■ **Objective**
In the data, take the stretch from the line containing "- y-tick-label-left: 7: [40, 210, 46, 221]" through the line containing "- x-tick-label: 25: [184, 355, 196, 366]". Rename "efficiency-curve" to "efficiency-line" wherever it occurs there, and write out only those lines with nothing else changed.
____________
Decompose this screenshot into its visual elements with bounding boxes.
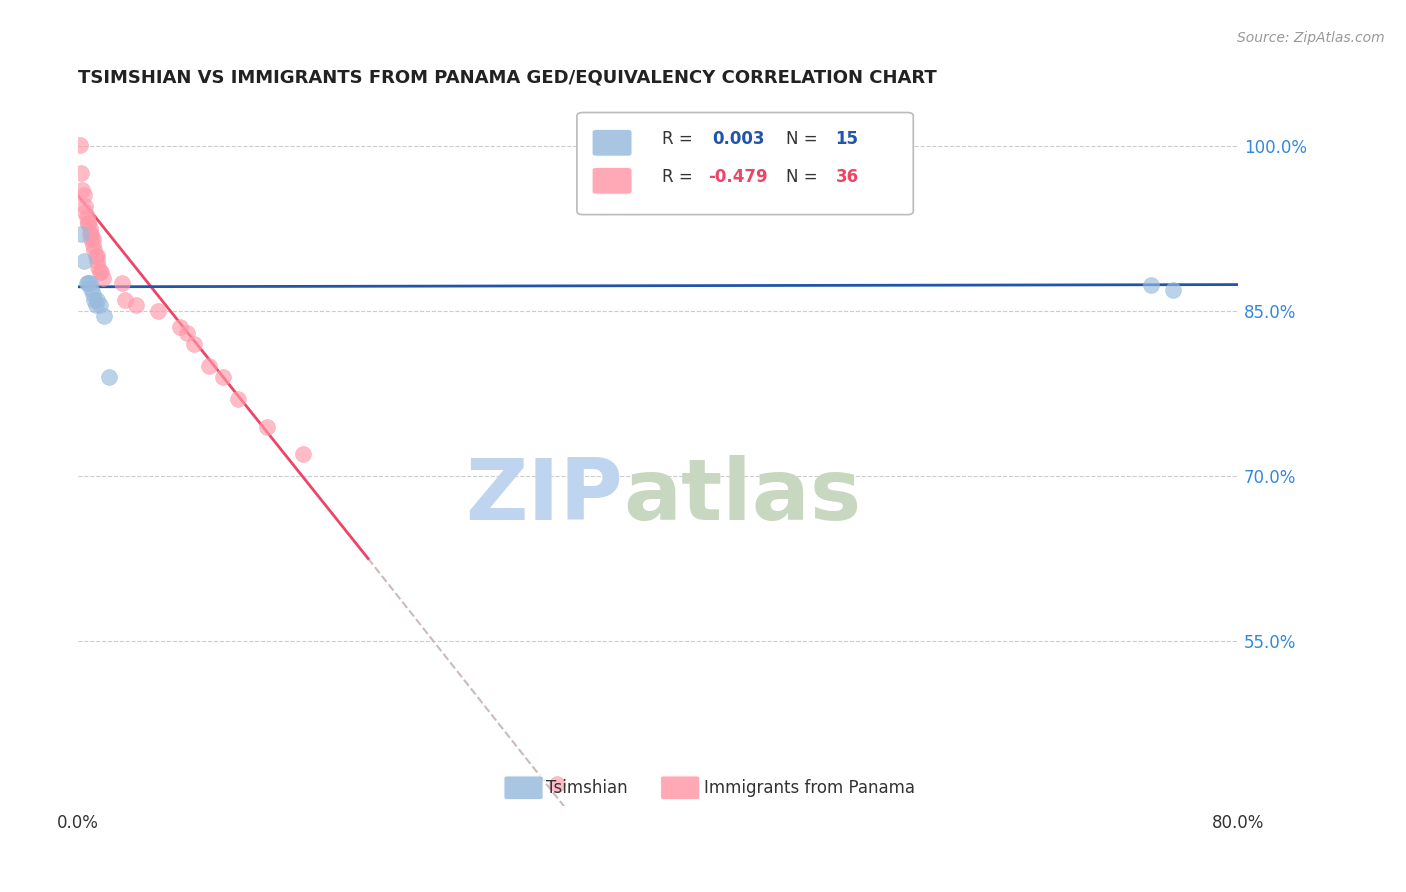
Point bbox=[183, 337, 205, 351]
Point bbox=[93, 310, 115, 324]
Point bbox=[75, 199, 97, 213]
Text: Immigrants from Panama: Immigrants from Panama bbox=[704, 779, 915, 797]
Point bbox=[125, 298, 148, 312]
Point bbox=[146, 304, 169, 318]
Point bbox=[89, 298, 111, 312]
Text: Tsimshian: Tsimshian bbox=[546, 779, 627, 797]
Point bbox=[76, 211, 98, 225]
Point bbox=[76, 277, 98, 291]
FancyBboxPatch shape bbox=[503, 776, 543, 800]
Text: TSIMSHIAN VS IMMIGRANTS FROM PANAMA GED/EQUIVALENCY CORRELATION CHART: TSIMSHIAN VS IMMIGRANTS FROM PANAMA GED/… bbox=[79, 69, 936, 87]
Point bbox=[86, 249, 108, 263]
Point bbox=[72, 183, 94, 197]
Point bbox=[226, 392, 249, 406]
Point bbox=[546, 777, 568, 791]
Text: -0.479: -0.479 bbox=[709, 169, 768, 186]
Point bbox=[176, 326, 198, 340]
Point bbox=[97, 370, 120, 384]
Point bbox=[70, 227, 93, 241]
Point bbox=[80, 227, 103, 241]
Text: R =: R = bbox=[662, 169, 697, 186]
Point bbox=[84, 249, 107, 263]
Point bbox=[82, 232, 104, 246]
Point bbox=[77, 216, 100, 230]
Point bbox=[82, 287, 104, 301]
Point bbox=[256, 419, 278, 434]
Point bbox=[90, 265, 112, 279]
Text: N =: N = bbox=[786, 130, 823, 148]
Text: Source: ZipAtlas.com: Source: ZipAtlas.com bbox=[1237, 31, 1385, 45]
Text: 0.003: 0.003 bbox=[713, 130, 765, 148]
Point bbox=[80, 232, 103, 246]
Point bbox=[79, 227, 101, 241]
Text: ZIP: ZIP bbox=[465, 455, 623, 538]
Point bbox=[79, 277, 101, 291]
Point bbox=[70, 166, 93, 180]
Point bbox=[75, 205, 97, 219]
Point bbox=[83, 293, 105, 307]
Point bbox=[291, 447, 314, 461]
Point bbox=[80, 282, 103, 296]
Point bbox=[84, 298, 107, 312]
Point bbox=[87, 260, 110, 274]
Point bbox=[73, 188, 96, 202]
Point bbox=[89, 265, 111, 279]
FancyBboxPatch shape bbox=[576, 112, 914, 215]
Point bbox=[79, 221, 101, 235]
Text: 15: 15 bbox=[835, 130, 859, 148]
Point bbox=[169, 320, 191, 334]
Point bbox=[73, 254, 96, 268]
FancyBboxPatch shape bbox=[592, 129, 633, 156]
Text: N =: N = bbox=[786, 169, 823, 186]
FancyBboxPatch shape bbox=[592, 168, 633, 194]
Point bbox=[86, 293, 108, 307]
Point bbox=[114, 293, 136, 307]
Point bbox=[83, 244, 105, 258]
Point bbox=[77, 216, 100, 230]
Point bbox=[82, 238, 104, 252]
Point bbox=[91, 271, 114, 285]
Text: atlas: atlas bbox=[623, 455, 862, 538]
Point bbox=[77, 277, 100, 291]
Point bbox=[86, 254, 108, 268]
Point bbox=[197, 359, 219, 373]
Point bbox=[110, 277, 132, 291]
Point bbox=[212, 370, 235, 384]
Text: R =: R = bbox=[662, 130, 697, 148]
Point bbox=[1140, 277, 1163, 292]
Text: 36: 36 bbox=[835, 169, 859, 186]
FancyBboxPatch shape bbox=[661, 776, 700, 800]
Point bbox=[69, 137, 91, 152]
Point bbox=[1161, 283, 1184, 297]
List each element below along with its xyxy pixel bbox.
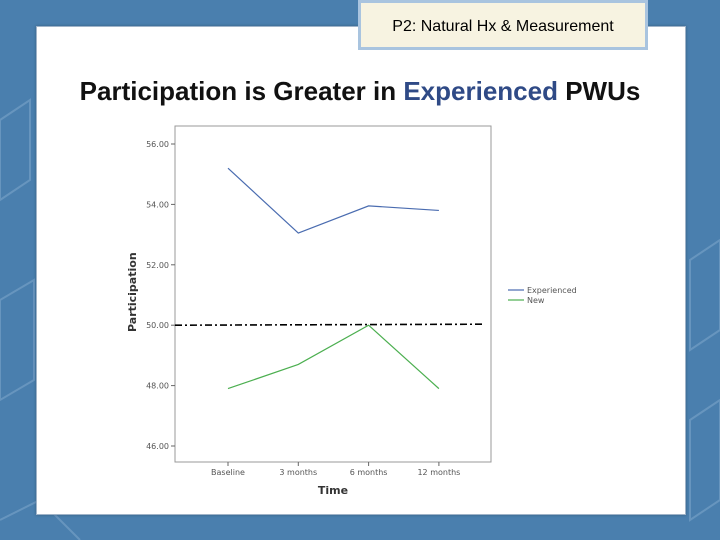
y-tick-label: 54.00	[146, 200, 169, 209]
x-axis: Baseline 3 months 6 months 12 months	[211, 462, 460, 477]
chart-panel: 56.00 54.00 52.00 50.00 48.00 46.00 Baseline 3…	[120, 122, 600, 502]
series-line-experienced	[227, 167, 439, 234]
x-tick-label: 12 months	[417, 468, 460, 477]
series-line-new	[227, 324, 440, 390]
y-tick-label: 46.00	[146, 442, 169, 451]
reference-line	[174, 323, 486, 326]
legend-label-experienced: Experienced	[527, 286, 577, 295]
y-tick-label: 52.00	[146, 261, 169, 270]
x-axis-label: Time	[318, 484, 348, 497]
slide-title: Participation is Greater in Experienced …	[0, 76, 720, 107]
y-axis: 56.00 54.00 52.00 50.00 48.00 46.00	[146, 140, 175, 451]
x-tick-label: 6 months	[350, 468, 388, 477]
y-tick-label: 48.00	[146, 382, 169, 391]
line-chart: 56.00 54.00 52.00 50.00 48.00 46.00 Baseline 3…	[126, 125, 577, 497]
y-tick-label: 50.00	[146, 321, 169, 330]
y-axis-label: Participation	[126, 252, 139, 332]
reference-line-group	[174, 323, 486, 326]
legend-label-new: New	[527, 296, 545, 305]
series-lines	[227, 167, 440, 390]
plot-frame	[174, 125, 492, 463]
y-tick-label: 56.00	[146, 140, 169, 149]
title-highlight: Experienced	[403, 76, 558, 106]
title-suffix: PWUs	[557, 76, 641, 106]
section-tag: P2: Natural Hx & Measurement	[358, 0, 648, 50]
x-tick-label: 3 months	[279, 468, 317, 477]
x-tick-label: Baseline	[211, 468, 245, 477]
title-prefix: Participation is Greater in	[79, 76, 404, 106]
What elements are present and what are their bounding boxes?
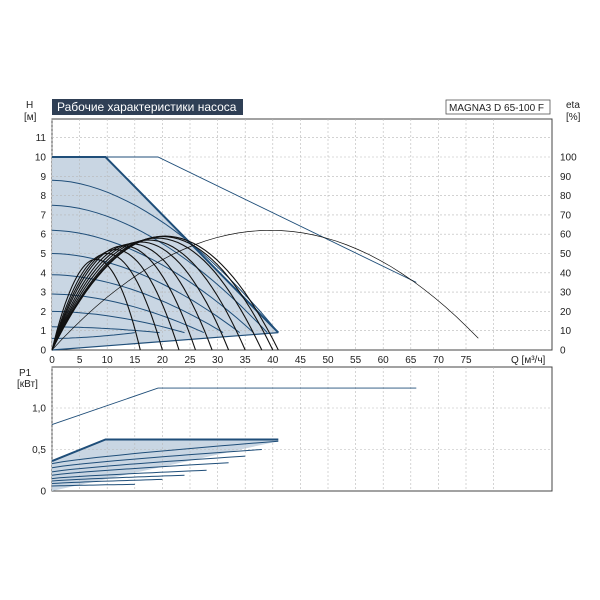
- y-tick-label-left: 7: [40, 210, 46, 221]
- y-axis-label-eta: eta: [566, 100, 580, 111]
- y-tick-label-left: 4: [40, 268, 46, 279]
- efficiency-curve: [51, 252, 163, 351]
- max-head-curve: [52, 156, 417, 283]
- power-plot: 0 0,5 1,0: [32, 366, 553, 498]
- x-tick-label: 5: [77, 355, 83, 366]
- head-curve: [52, 332, 135, 339]
- x-tick-label: 35: [240, 355, 252, 366]
- power-curve: [51, 478, 163, 484]
- power-envelope-outline: [51, 438, 279, 463]
- x-tick-label: 70: [433, 355, 445, 366]
- x-tick-label: 30: [212, 355, 224, 366]
- y-tick-label-right: 30: [560, 288, 572, 299]
- x-tick-label: 60: [378, 355, 390, 366]
- head-curve: [51, 253, 240, 334]
- y-tick-label-right: 90: [560, 172, 572, 183]
- efficiency-curve: [51, 239, 246, 351]
- head-efficiency-plot: 0 5 10 15 20 25 30 35 40 45 50 55 60 65 70 750123456789…: [35, 118, 577, 366]
- efficiency-curve: [51, 237, 263, 351]
- x-tick-label: 25: [184, 355, 196, 366]
- power-curve: [51, 449, 262, 469]
- head-curve: [51, 229, 254, 333]
- efficiency-curve: [51, 258, 141, 351]
- x-tick-label: 45: [295, 355, 307, 366]
- y-tick-label-left: 9: [40, 172, 46, 183]
- y-tick-label-right: 40: [560, 268, 572, 279]
- efficiency-curve: [51, 235, 279, 351]
- power-curve: [51, 483, 135, 487]
- y-tick-label-right: 10: [560, 326, 572, 337]
- x-tick-label: 55: [350, 355, 362, 366]
- title-background: [52, 99, 243, 115]
- power-curve: [51, 455, 246, 473]
- y-axis-unit-p1: [кВт]: [17, 379, 38, 390]
- model-label: MAGNA3 D 65-100 F: [449, 103, 544, 114]
- x-tick-label: 40: [267, 355, 279, 366]
- y-tick-label-left: 0: [40, 346, 46, 357]
- power-curve: [51, 462, 229, 476]
- efficiency-curve: [51, 235, 274, 351]
- y-tick-label-right: 100: [560, 153, 577, 164]
- y-axis-unit-h: [м]: [24, 112, 37, 123]
- power-curve: [51, 440, 279, 465]
- y-tick-label-left: 2: [40, 307, 46, 318]
- efficiency-curve: [51, 249, 180, 351]
- y-tick-label-power: 1,0: [32, 404, 46, 415]
- y-tick-label-right: 70: [560, 210, 572, 221]
- head-curve: [51, 326, 160, 334]
- power-curve: [51, 474, 185, 482]
- model-box: [445, 99, 551, 115]
- chart-title: Рабочие характеристики насоса: [57, 100, 237, 114]
- efficiency-curve: [51, 245, 197, 351]
- x-tick-label: 20: [157, 355, 169, 366]
- head-curve: [51, 179, 279, 333]
- y-tick-label-right: 0: [560, 346, 566, 357]
- max-efficiency-curve: [51, 229, 479, 351]
- y-tick-label-right: 80: [560, 191, 572, 202]
- y-tick-label-left: 11: [36, 133, 47, 144]
- x-tick-label: 75: [460, 355, 472, 366]
- y-tick-label-left: 8: [40, 191, 46, 202]
- y-axis-unit-eta: [%]: [566, 112, 581, 123]
- y-tick-label-power: 0,5: [32, 445, 46, 456]
- x-tick-label: 10: [102, 355, 114, 366]
- y-tick-label-right: 20: [560, 307, 572, 318]
- x-axis-label: Q [м³/ч]: [511, 355, 546, 366]
- y-axis-label-p1: P1: [19, 368, 32, 379]
- y-tick-label-power: 0: [40, 487, 46, 498]
- efficiency-curve: [51, 243, 213, 351]
- y-tick-label-left: 10: [35, 153, 47, 164]
- y-tick-label-right: 50: [560, 249, 572, 260]
- head-curve: [51, 310, 185, 334]
- y-tick-label-left: 6: [40, 230, 46, 241]
- x-tick-label: 15: [129, 355, 141, 366]
- efficiency-curve: [51, 241, 230, 351]
- y-axis-label-h: H: [26, 100, 33, 111]
- y-tick-label-right: 60: [560, 230, 572, 241]
- y-tick-label-left: 3: [40, 288, 46, 299]
- power-curve: [51, 469, 207, 480]
- y-tick-label-left: 5: [40, 249, 46, 260]
- x-tick-label: 65: [405, 355, 417, 366]
- x-tick-label: 50: [322, 355, 334, 366]
- max-power-curve: [51, 387, 417, 426]
- min-curve: [51, 332, 279, 351]
- x-tick-label: 0: [49, 355, 55, 366]
- y-tick-label-left: 1: [40, 326, 46, 337]
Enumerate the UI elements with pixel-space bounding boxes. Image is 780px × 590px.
____________
■ **The completed task**
- y-tick-label-left: 7: [40, 210, 46, 221]
- y-axis-label-eta: eta: [566, 100, 580, 111]
- y-tick-label-left: 4: [40, 268, 46, 279]
- efficiency-line: [51, 252, 163, 351]
- max-head-curve: [52, 156, 417, 283]
- power-plot: 0 0,5 1,0: [32, 366, 553, 498]
- x-tick-label: 5: [77, 355, 83, 366]
- head-curve: [52, 332, 135, 339]
- x-tick-label: 35: [240, 355, 252, 366]
- power-curve: [51, 478, 163, 484]
- power-envelope-outline: [51, 438, 279, 463]
- x-tick-label: 70: [433, 355, 445, 366]
- x-tick-label: 30: [212, 355, 224, 366]
- y-tick-label-right: 30: [560, 288, 572, 299]
- x-tick-label: 60: [378, 355, 390, 366]
- head-curve: [51, 253, 240, 334]
- y-tick-label-right: 90: [560, 172, 572, 183]
- efficiency-line: [51, 239, 246, 351]
- head-efficiency-plot: 0 5 10 15 20 25 30 35 40 45 50 55 60 65 70 750123456789…: [35, 118, 577, 366]
- efficiency-line: [51, 237, 263, 351]
- x-tick-label: 25: [184, 355, 196, 366]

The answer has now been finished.